_GOAL_
Repeat each entry as written, dropping any picture you find.

─── SUPPLIED MATERIAL ───

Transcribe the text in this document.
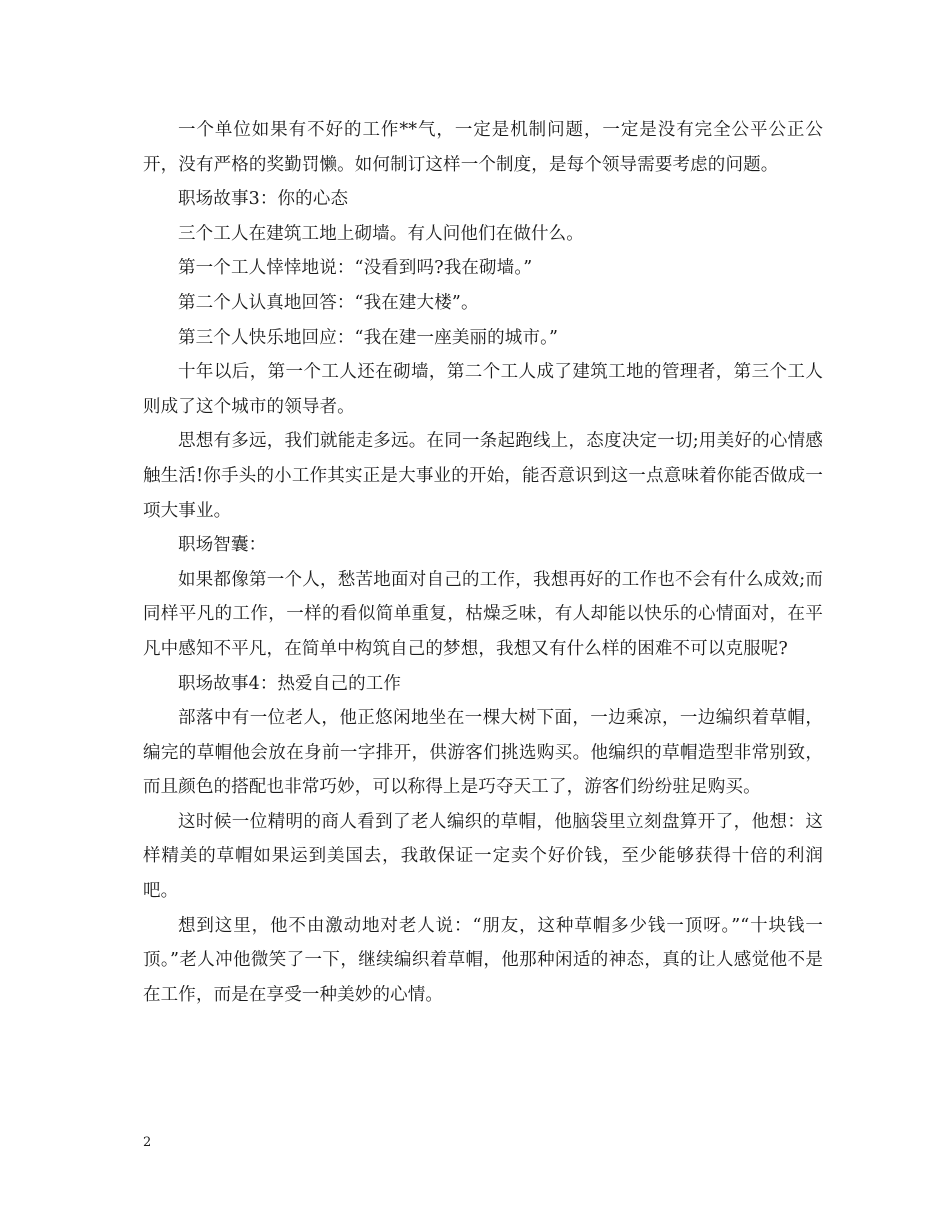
一个单位如果有不好的工作**气，一定是机制问题，一定是没有完全公平公正公开，没有严格的奖勤罚懒。如何制订这样一个制度，是每个领导需要考虑的问题。

职场故事3：你的心态

三个工人在建筑工地上砌墙。有人问他们在做什么。

第一个工人悻悻地说：“没看到吗?我在砌墙。”

第二个人认真地回答：“我在建大楼”。

第三个人快乐地回应：“我在建一座美丽的城市。”

十年以后，第一个工人还在砌墙，第二个工人成了建筑工地的管理者，第三个工人则成了这个城市的领导者。

思想有多远，我们就能走多远。在同一条起跑线上，态度决定一切;用美好的心情感触生活!你手头的小工作其实正是大事业的开始，能否意识到这一点意味着你能否做成一项大事业。

职场智囊：

如果都像第一个人，愁苦地面对自己的工作，我想再好的工作也不会有什么成效;而同样平凡的工作，一样的看似简单重复，枯燥乏味，有人却能以快乐的心情面对，在平凡中感知不平凡，在简单中构筑自己的梦想，我想又有什么样的困难不可以克服呢?

职场故事4：热爱自己的工作

部落中有一位老人，他正悠闲地坐在一棵大树下面，一边乘凉，一边编织着草帽，编完的草帽他会放在身前一字排开，供游客们挑选购买。他编织的草帽造型非常别致，而且颜色的搭配也非常巧妙，可以称得上是巧夺天工了，游客们纷纷驻足购买。

这时候一位精明的商人看到了老人编织的草帽，他脑袋里立刻盘算开了，他想：这样精美的草帽如果运到美国去，我敢保证一定卖个好价钱，至少能够获得十倍的利润吧。

想到这里，他不由激动地对老人说：“朋友，这种草帽多少钱一顶呀。”“十块钱一顶。”老人冲他微笑了一下，继续编织着草帽，他那种闲适的神态，真的让人感觉他不是在工作，而是在享受一种美妙的心情。

2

───

_REPLY TO THE EXERCISE_
Transcribe the text in this document.
一个单位如果有不好的工作**气，一定是机制问题，一定是没有完全公平公正公开，没有严格的奖勤罚懒。如何制订这样一个制度，是每个领导需要考虑的问题。

职场故事3：你的心态

三个工人在建筑工地上砌墙。有人问他们在做什么。

第一个工人悻悻地说：“没看到吗?我在砌墙。”

第二个人认真地回答：“我在建大楼”。

第三个人快乐地回应：“我在建一座美丽的城市。”

十年以后，第一个工人还在砌墙，第二个工人成了建筑工地的管理者，第三个工人则成了这个城市的领导者。

思想有多远，我们就能走多远。在同一条起跑线上，态度决定一切;用美好的心情感触生活!你手头的小工作其实正是大事业的开始，能否意识到这一点意味着你能否做成一项大事业。

职场智囊：

如果都像第一个人，愁苦地面对自己的工作，我想再好的工作也不会有什么成效;而同样平凡的工作，一样的看似简单重复，枯燥乏味，有人却能以快乐的心情面对，在平凡中感知不平凡，在简单中构筑自己的梦想，我想又有什么样的困难不可以克服呢?

职场故事4：热爱自己的工作

部落中有一位老人，他正悠闲地坐在一棵大树下面，一边乘凉，一边编织着草帽，编完的草帽他会放在身前一字排开，供游客们挑选购买。他编织的草帽造型非常别致，而且颜色的搭配也非常巧妙，可以称得上是巧夺天工了，游客们纷纷驻足购买。

这时候一位精明的商人看到了老人编织的草帽，他脑袋里立刻盘算开了，他想：这样精美的草帽如果运到美国去，我敢保证一定卖个好价钱，至少能够获得十倍的利润吧。

想到这里，他不由激动地对老人说：“朋友，这种草帽多少钱一顶呀。”“十块钱一顶。”老人冲他微笑了一下，继续编织着草帽，他那种闲适的神态，真的让人感觉他不是在工作，而是在享受一种美妙的心情。

2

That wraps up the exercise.